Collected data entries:

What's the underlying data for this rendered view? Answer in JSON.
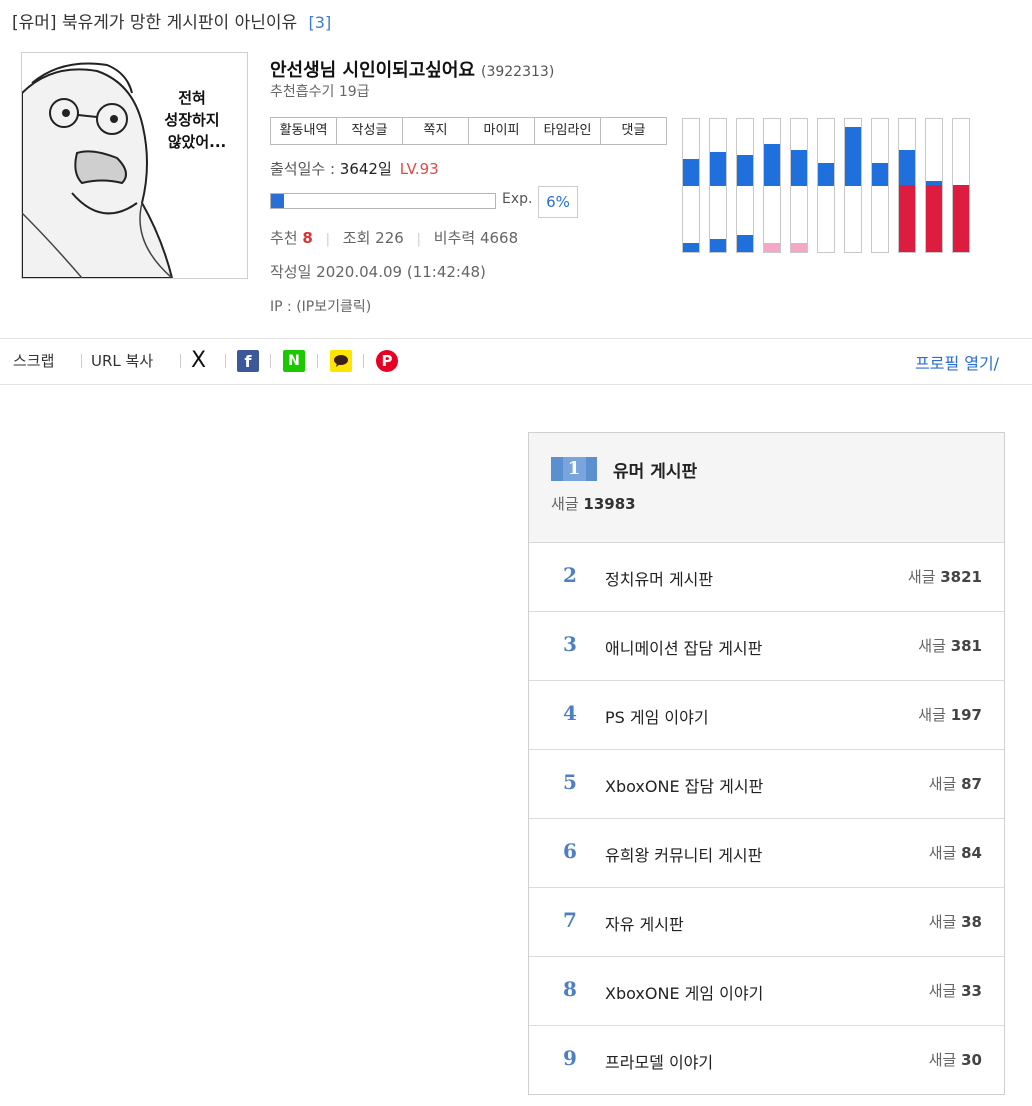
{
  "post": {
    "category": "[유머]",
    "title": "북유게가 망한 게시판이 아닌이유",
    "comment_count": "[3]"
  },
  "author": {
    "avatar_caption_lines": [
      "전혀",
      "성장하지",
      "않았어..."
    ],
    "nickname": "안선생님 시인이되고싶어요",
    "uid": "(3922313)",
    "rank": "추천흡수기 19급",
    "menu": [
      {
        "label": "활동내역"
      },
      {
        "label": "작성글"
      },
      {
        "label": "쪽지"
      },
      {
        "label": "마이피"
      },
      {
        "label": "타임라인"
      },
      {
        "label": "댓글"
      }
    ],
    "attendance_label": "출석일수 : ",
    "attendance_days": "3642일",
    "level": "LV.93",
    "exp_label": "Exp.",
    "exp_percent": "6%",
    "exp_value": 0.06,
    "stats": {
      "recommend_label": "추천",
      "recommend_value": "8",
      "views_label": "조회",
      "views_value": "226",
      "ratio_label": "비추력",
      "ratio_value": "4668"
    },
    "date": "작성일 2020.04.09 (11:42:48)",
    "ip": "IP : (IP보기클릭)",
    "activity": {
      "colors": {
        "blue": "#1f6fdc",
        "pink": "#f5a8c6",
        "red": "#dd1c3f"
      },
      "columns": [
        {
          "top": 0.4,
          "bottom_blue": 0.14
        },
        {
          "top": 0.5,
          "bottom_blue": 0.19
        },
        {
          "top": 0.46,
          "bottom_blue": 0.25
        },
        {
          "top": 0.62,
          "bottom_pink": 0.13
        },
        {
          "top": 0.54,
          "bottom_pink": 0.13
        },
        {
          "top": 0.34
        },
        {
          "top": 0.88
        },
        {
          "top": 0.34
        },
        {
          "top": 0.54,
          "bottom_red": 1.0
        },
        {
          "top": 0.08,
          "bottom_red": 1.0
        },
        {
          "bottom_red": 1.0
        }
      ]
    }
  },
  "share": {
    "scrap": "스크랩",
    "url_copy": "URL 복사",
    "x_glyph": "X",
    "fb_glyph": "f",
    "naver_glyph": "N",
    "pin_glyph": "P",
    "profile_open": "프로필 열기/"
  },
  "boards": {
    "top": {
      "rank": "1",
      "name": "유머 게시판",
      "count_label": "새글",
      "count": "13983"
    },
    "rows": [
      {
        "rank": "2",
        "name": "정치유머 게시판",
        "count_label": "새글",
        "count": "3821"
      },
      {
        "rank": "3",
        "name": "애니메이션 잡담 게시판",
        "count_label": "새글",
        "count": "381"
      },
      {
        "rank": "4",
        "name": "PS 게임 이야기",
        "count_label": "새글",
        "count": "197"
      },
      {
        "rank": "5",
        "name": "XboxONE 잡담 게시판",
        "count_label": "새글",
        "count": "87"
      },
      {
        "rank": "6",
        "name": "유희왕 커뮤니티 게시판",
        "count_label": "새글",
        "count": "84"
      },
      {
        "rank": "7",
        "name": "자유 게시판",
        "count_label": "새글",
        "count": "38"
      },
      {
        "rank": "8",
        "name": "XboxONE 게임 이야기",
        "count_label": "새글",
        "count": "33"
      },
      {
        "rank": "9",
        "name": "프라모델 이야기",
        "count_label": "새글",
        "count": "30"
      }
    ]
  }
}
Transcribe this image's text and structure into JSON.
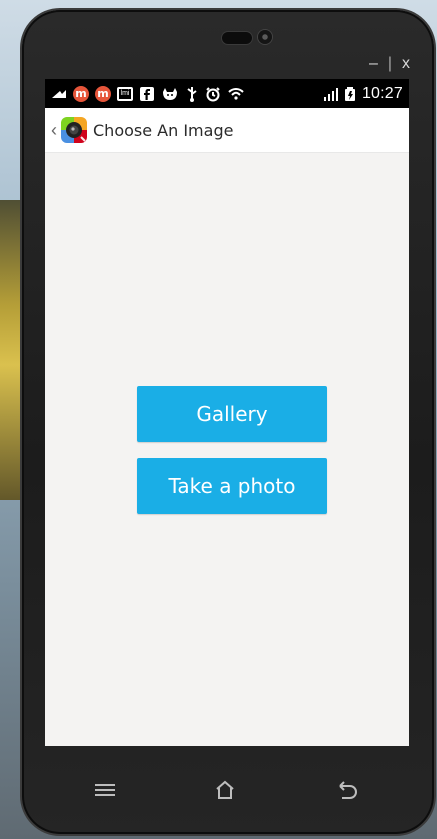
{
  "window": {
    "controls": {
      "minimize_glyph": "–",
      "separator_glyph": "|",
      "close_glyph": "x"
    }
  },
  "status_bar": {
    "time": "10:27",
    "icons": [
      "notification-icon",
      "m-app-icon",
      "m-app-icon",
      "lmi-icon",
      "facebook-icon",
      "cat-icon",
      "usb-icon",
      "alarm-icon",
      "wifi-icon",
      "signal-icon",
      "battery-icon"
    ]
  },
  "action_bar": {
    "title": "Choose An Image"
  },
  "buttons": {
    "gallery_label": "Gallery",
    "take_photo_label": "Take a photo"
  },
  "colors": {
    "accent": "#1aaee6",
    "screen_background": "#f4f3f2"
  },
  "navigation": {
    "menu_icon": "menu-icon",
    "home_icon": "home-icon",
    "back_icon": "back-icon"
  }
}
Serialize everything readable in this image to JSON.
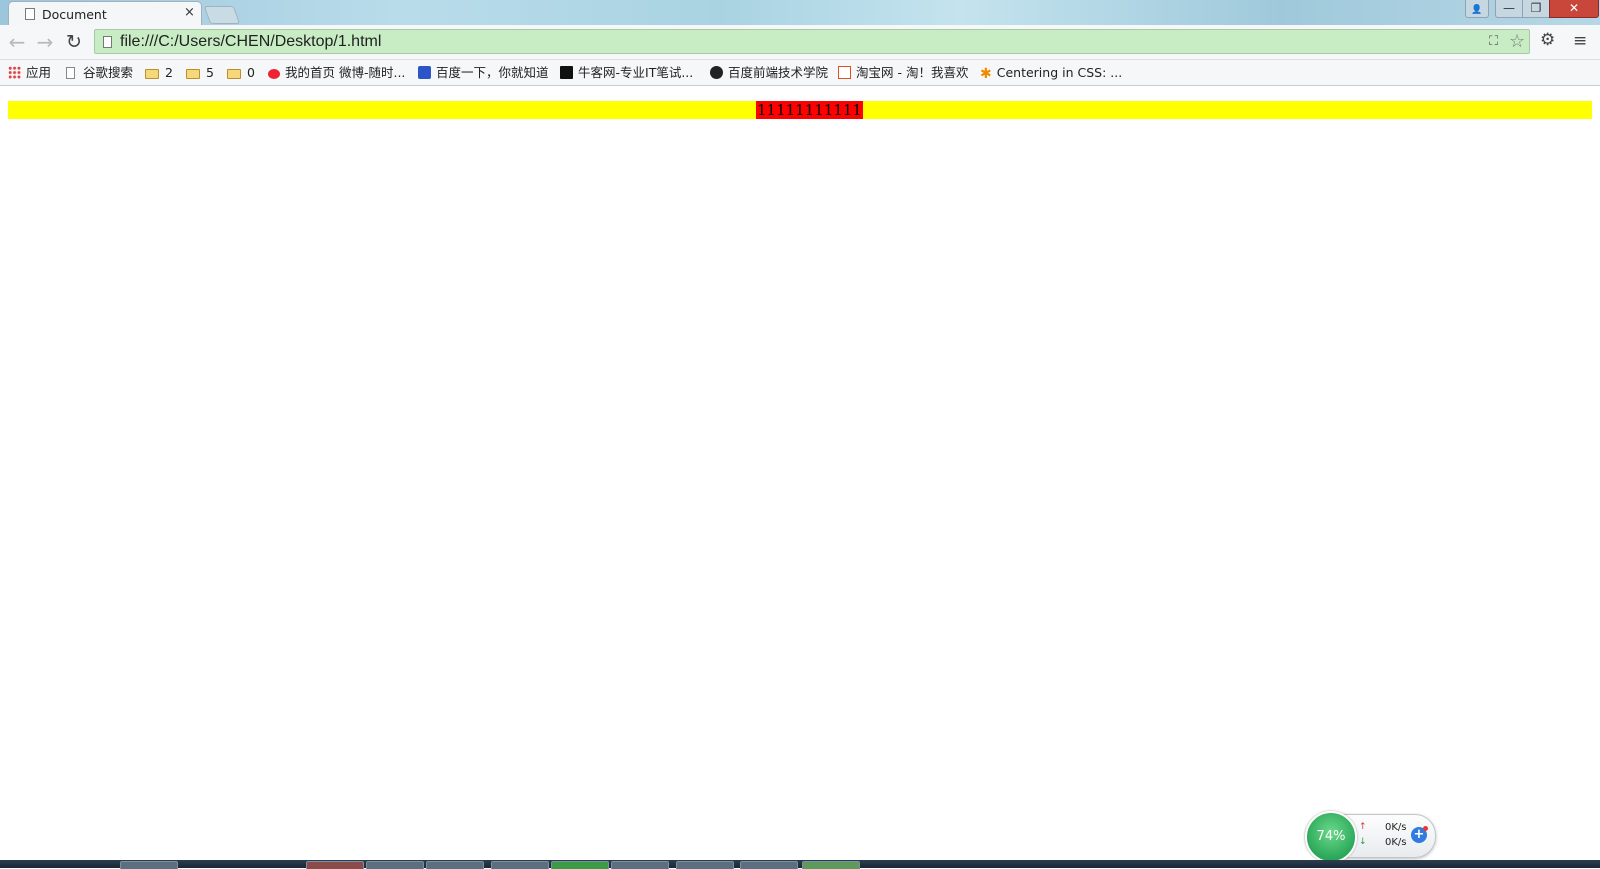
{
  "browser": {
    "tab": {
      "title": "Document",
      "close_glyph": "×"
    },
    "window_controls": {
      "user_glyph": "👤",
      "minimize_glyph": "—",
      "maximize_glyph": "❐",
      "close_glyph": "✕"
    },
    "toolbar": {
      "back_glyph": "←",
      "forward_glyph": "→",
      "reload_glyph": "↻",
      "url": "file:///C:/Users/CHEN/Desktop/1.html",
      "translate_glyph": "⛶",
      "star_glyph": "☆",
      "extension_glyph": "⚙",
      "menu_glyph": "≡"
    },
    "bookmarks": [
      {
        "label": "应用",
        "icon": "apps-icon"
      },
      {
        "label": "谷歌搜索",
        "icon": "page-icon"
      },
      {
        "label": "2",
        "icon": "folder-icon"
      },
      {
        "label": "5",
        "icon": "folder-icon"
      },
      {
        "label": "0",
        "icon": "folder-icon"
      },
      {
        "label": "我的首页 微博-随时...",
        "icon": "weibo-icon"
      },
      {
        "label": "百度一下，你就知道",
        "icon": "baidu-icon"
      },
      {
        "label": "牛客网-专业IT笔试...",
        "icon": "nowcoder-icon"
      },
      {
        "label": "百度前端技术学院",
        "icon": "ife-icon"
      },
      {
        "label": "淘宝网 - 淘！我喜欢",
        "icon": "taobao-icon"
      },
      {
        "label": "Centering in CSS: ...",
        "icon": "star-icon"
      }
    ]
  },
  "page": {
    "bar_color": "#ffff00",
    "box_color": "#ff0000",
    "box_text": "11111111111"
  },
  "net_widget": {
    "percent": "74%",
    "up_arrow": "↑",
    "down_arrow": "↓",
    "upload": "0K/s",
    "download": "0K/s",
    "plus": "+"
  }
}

# [Written instruction]
Select every line above that contains the word "XboxONE", and copy it.

# [Response below]
        "name": "XboxONE 잡담 게시판",
        "name": "XboxONE 게임 이야기",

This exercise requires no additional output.